- [Exercise prompt] Each entry below is to be printed verbatim.

Saved entries
● ● ●
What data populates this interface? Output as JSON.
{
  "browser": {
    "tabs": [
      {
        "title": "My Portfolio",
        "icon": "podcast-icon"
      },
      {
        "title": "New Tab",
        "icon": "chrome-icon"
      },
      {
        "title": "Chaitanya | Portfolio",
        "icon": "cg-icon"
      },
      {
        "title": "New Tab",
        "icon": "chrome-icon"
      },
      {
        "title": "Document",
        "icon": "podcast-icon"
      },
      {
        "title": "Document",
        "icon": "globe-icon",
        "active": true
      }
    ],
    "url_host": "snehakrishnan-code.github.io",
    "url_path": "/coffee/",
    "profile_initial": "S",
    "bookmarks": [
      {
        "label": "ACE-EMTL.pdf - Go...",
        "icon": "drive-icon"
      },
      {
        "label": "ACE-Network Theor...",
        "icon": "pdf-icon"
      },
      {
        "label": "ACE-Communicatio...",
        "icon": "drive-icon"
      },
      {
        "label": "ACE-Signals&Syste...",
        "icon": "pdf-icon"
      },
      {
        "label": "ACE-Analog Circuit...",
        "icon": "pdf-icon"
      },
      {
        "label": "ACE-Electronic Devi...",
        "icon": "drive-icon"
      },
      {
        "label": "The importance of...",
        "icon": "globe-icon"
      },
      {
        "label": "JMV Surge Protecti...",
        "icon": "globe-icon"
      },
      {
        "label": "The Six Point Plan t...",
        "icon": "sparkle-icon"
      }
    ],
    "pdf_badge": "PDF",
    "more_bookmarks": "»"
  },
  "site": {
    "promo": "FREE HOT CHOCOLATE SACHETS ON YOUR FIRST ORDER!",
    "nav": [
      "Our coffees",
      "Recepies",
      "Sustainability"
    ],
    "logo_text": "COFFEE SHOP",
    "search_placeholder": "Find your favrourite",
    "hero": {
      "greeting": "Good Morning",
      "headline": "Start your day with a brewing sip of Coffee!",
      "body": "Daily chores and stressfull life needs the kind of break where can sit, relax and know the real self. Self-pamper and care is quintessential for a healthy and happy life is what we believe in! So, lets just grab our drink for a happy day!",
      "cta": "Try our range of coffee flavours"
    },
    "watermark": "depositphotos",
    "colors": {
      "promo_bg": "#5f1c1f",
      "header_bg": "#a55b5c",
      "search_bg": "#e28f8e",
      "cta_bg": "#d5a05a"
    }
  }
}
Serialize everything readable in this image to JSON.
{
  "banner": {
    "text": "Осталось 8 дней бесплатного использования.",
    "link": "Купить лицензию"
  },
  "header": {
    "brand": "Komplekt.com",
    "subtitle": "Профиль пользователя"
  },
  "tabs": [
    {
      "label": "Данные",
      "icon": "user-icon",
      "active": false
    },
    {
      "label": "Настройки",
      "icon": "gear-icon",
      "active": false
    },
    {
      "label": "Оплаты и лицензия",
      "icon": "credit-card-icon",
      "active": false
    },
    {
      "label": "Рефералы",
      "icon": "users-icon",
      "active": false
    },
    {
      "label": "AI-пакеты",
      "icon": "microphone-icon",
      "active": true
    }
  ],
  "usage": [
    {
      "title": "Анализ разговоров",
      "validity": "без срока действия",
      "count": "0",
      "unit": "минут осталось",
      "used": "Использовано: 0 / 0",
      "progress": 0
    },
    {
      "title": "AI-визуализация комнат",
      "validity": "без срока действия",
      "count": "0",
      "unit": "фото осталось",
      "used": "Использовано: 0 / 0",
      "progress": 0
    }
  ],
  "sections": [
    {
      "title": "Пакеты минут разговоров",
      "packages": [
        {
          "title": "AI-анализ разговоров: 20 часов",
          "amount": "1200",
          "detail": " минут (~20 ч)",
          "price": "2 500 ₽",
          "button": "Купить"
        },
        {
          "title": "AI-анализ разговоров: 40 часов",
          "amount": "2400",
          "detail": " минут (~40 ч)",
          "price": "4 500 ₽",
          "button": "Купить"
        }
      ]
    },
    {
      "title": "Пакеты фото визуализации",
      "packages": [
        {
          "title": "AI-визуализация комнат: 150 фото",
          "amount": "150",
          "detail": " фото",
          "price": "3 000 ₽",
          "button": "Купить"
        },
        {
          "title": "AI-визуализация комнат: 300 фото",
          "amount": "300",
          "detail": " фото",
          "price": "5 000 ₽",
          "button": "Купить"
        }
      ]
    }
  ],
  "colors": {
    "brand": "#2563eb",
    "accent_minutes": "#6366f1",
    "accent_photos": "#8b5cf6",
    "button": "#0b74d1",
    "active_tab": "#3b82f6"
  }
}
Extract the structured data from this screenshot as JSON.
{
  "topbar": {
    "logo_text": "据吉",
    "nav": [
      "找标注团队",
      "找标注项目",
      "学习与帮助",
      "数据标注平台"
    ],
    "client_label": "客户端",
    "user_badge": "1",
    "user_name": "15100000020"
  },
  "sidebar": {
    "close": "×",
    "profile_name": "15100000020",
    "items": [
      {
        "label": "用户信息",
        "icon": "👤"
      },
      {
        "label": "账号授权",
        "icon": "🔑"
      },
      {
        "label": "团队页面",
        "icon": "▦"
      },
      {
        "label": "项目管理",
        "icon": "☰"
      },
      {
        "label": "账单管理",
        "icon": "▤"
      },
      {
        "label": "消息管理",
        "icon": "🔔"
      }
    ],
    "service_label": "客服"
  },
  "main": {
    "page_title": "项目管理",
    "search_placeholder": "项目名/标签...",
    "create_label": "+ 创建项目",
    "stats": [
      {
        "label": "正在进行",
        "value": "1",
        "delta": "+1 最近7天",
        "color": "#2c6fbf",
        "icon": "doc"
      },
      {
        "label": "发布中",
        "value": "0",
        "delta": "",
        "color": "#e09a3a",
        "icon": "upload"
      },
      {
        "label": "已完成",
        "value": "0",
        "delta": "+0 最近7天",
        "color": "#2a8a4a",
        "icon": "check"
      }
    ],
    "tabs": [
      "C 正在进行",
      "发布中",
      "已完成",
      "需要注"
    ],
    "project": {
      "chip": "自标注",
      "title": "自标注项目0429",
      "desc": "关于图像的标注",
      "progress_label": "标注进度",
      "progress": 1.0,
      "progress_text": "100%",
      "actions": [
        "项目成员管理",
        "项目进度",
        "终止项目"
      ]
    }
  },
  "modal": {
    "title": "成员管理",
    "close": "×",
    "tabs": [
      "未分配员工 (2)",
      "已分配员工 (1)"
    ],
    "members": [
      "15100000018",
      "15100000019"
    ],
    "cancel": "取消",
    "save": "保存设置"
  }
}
● ● ●
- [Solution to this problem]
What data populates this interface? Output as JSON.
{
  "browser": {
    "tabs": [
      {
        "title": "My Portfolio",
        "icon": "podcast-icon"
      },
      {
        "title": "New Tab",
        "icon": "chrome-icon"
      },
      {
        "title": "Chaitanya | Portfolio",
        "icon": "cg-icon"
      },
      {
        "title": "New Tab",
        "icon": "chrome-icon"
      },
      {
        "title": "Document",
        "icon": "podcast-icon"
      },
      {
        "title": "Document",
        "icon": "globe-icon",
        "active": true
      }
    ],
    "url_host": "snehakrishnan-code.github.io",
    "url_path": "/coffee/",
    "profile_initial": "S",
    "bookmarks": [
      {
        "label": "ACE-EMTL.pdf - Go...",
        "icon": "drive-icon"
      },
      {
        "label": "ACE-Network Theor...",
        "icon": "pdf-icon"
      },
      {
        "label": "ACE-Communicatio...",
        "icon": "drive-icon"
      },
      {
        "label": "ACE-Signals&Syste...",
        "icon": "pdf-icon"
      },
      {
        "label": "ACE-Analog Circuit...",
        "icon": "pdf-icon"
      },
      {
        "label": "ACE-Electronic Devi...",
        "icon": "drive-icon"
      },
      {
        "label": "The importance of...",
        "icon": "globe-icon"
      },
      {
        "label": "JMV Surge Protecti...",
        "icon": "globe-icon"
      },
      {
        "label": "The Six Point Plan t...",
        "icon": "sparkle-icon"
      }
    ],
    "pdf_badge": "PDF",
    "more_bookmarks": "»"
  },
  "site": {
    "promo": "FREE HOT CHOCOLATE SACHETS ON YOUR FIRST ORDER!",
    "nav": [
      "Our coffees",
      "Recepies",
      "Sustainability"
    ],
    "logo_text": "COFFEE SHOP",
    "search_placeholder": "Find your favrourite",
    "hero": {
      "greeting": "Good Morning",
      "headline": "Start your day with a brewing sip of Coffee!",
      "body": "Daily chores and stressfull life needs the kind of break where can sit, relax and know the real self. Self-pamper and care is quintessential for a healthy and happy life is what we believe in! So, lets just grab our drink for a happy day!",
      "cta": "Try our range of coffee flavours"
    },
    "watermark": "depositphotos",
    "colors": {
      "promo_bg": "#5f1c1f",
      "header_bg": "#a55b5c",
      "search_bg": "#e28f8e",
      "cta_bg": "#d5a05a"
    }
  }
}
Serialize everything readable in this image to JSON.
{
  "banner": {
    "text": "Осталось 8 дней бесплатного использования.",
    "link": "Купить лицензию"
  },
  "header": {
    "brand": "Komplekt.com",
    "subtitle": "Профиль пользователя"
  },
  "tabs": [
    {
      "label": "Данные",
      "icon": "user-icon",
      "active": false
    },
    {
      "label": "Настройки",
      "icon": "gear-icon",
      "active": false
    },
    {
      "label": "Оплаты и лицензия",
      "icon": "credit-card-icon",
      "active": false
    },
    {
      "label": "Рефералы",
      "icon": "users-icon",
      "active": false
    },
    {
      "label": "AI-пакеты",
      "icon": "microphone-icon",
      "active": true
    }
  ],
  "usage": [
    {
      "title": "Анализ разговоров",
      "validity": "без срока действия",
      "count": "0",
      "unit": "минут осталось",
      "used": "Использовано: 0 / 0",
      "progress": 0
    },
    {
      "title": "AI-визуализация комнат",
      "validity": "без срока действия",
      "count": "0",
      "unit": "фото осталось",
      "used": "Использовано: 0 / 0",
      "progress": 0
    }
  ],
  "sections": [
    {
      "title": "Пакеты минут разговоров",
      "packages": [
        {
          "title": "AI-анализ разговоров: 20 часов",
          "amount": "1200",
          "detail": " минут (~20 ч)",
          "price": "2 500 ₽",
          "button": "Купить"
        },
        {
          "title": "AI-анализ разговоров: 40 часов",
          "amount": "2400",
          "detail": " минут (~40 ч)",
          "price": "4 500 ₽",
          "button": "Купить"
        }
      ]
    },
    {
      "title": "Пакеты фото визуализации",
      "packages": [
        {
          "title": "AI-визуализация комнат: 150 фото",
          "amount": "150",
          "detail": " фото",
          "price": "3 000 ₽",
          "button": "Купить"
        },
        {
          "title": "AI-визуализация комнат: 300 фото",
          "amount": "300",
          "detail": " фото",
          "price": "5 000 ₽",
          "button": "Купить"
        }
      ]
    }
  ],
  "colors": {
    "brand": "#2563eb",
    "accent_minutes": "#6366f1",
    "accent_photos": "#8b5cf6",
    "button": "#0b74d1",
    "active_tab": "#3b82f6"
  }
}
Extract the structured data from this screenshot as JSON.
{
  "topbar": {
    "logo_text": "据吉",
    "nav": [
      "找标注团队",
      "找标注项目",
      "学习与帮助",
      "数据标注平台"
    ],
    "client_label": "客户端",
    "user_badge": "1",
    "user_name": "15100000020"
  },
  "sidebar": {
    "close": "×",
    "profile_name": "15100000020",
    "items": [
      {
        "label": "用户信息",
        "icon": "👤"
      },
      {
        "label": "账号授权",
        "icon": "🔑"
      },
      {
        "label": "团队页面",
        "icon": "▦"
      },
      {
        "label": "项目管理",
        "icon": "☰"
      },
      {
        "label": "账单管理",
        "icon": "▤"
      },
      {
        "label": "消息管理",
        "icon": "🔔"
      }
    ],
    "service_label": "客服"
  },
  "main": {
    "page_title": "项目管理",
    "search_placeholder": "项目名/标签...",
    "create_label": "+ 创建项目",
    "stats": [
      {
        "label": "正在进行",
        "value": "1",
        "delta": "+1 最近7天",
        "color": "#2c6fbf",
        "icon": "doc"
      },
      {
        "label": "发布中",
        "value": "0",
        "delta": "",
        "color": "#e09a3a",
        "icon": "upload"
      },
      {
        "label": "已完成",
        "value": "0",
        "delta": "+0 最近7天",
        "color": "#2a8a4a",
        "icon": "check"
      }
    ],
    "tabs": [
      "C 正在进行",
      "发布中",
      "已完成",
      "需要注"
    ],
    "project": {
      "chip": "自标注",
      "title": "自标注项目0429",
      "desc": "关于图像的标注",
      "progress_label": "标注进度",
      "progress": 1.0,
      "progress_text": "100%",
      "actions": [
        "项目成员管理",
        "项目进度",
        "终止项目"
      ]
    }
  },
  "modal": {
    "title": "成员管理",
    "close": "×",
    "tabs": [
      "未分配员工 (2)",
      "已分配员工 (1)"
    ],
    "members": [
      "15100000018",
      "15100000019"
    ],
    "cancel": "取消",
    "save": "保存设置"
  }
}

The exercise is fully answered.